** START Given information **

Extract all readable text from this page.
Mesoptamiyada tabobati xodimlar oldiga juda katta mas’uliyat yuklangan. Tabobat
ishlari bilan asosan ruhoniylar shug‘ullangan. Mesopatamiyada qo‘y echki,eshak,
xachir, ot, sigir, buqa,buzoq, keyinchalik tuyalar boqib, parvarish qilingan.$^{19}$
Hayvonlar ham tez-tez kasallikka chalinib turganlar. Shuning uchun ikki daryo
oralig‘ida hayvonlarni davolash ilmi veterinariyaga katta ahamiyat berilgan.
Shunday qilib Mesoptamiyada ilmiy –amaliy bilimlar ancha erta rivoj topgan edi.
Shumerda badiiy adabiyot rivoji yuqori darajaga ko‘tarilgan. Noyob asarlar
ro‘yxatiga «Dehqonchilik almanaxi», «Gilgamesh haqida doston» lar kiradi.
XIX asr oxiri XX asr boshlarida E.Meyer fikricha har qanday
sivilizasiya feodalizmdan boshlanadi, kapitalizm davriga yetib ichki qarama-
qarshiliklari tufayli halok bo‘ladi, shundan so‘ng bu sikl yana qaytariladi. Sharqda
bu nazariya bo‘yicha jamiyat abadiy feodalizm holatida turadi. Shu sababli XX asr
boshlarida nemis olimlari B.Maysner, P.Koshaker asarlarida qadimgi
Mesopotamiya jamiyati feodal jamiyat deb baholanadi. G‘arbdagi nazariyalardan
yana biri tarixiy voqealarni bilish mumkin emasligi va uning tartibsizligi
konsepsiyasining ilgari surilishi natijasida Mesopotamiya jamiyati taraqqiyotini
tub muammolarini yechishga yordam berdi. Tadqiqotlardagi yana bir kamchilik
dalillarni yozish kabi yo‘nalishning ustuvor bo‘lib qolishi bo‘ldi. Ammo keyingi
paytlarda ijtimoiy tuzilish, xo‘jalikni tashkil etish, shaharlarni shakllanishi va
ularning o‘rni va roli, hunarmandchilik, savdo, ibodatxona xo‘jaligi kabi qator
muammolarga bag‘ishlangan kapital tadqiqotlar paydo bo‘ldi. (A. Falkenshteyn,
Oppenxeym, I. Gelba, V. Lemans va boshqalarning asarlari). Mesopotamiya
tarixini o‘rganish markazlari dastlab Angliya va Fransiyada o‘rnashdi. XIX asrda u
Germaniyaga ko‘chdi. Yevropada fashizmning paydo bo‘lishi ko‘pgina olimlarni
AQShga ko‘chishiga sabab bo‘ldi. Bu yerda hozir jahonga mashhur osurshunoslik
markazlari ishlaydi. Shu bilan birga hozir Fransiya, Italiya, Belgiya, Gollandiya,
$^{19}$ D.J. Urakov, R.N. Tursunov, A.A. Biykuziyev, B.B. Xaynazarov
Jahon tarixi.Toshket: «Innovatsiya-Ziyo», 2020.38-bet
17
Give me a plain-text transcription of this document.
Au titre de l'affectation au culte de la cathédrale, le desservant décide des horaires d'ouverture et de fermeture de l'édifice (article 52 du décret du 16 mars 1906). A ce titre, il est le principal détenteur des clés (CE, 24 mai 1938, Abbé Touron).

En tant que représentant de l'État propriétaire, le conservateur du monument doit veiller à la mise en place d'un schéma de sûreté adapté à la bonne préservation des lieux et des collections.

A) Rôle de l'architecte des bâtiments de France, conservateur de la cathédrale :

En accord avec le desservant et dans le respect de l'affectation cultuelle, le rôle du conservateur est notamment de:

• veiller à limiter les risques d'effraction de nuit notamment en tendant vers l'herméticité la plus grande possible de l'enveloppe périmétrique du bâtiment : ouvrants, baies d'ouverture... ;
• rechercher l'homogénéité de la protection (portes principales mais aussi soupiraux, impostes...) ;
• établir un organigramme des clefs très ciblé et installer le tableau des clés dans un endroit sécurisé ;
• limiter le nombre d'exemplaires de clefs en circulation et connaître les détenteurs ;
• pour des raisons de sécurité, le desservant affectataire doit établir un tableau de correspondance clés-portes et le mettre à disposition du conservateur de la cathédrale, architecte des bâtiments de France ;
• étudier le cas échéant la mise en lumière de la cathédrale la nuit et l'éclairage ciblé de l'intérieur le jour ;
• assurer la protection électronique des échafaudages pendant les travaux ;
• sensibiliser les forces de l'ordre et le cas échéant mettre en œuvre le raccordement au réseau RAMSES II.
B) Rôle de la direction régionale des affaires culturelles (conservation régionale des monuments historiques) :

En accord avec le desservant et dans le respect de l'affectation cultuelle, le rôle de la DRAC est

** END Given information **

## Task directions
Go through the data and gather every line that holds "échéant".

## Problem solution
• étudier le cas échéant la mise en lumière de la cathédrale la nuit et l'éclairage ciblé de l'intérieur le jour ;
• sensibiliser les forces de l'ordre et le cas échéant mettre en œuvre le raccordement au réseau RAMSES II.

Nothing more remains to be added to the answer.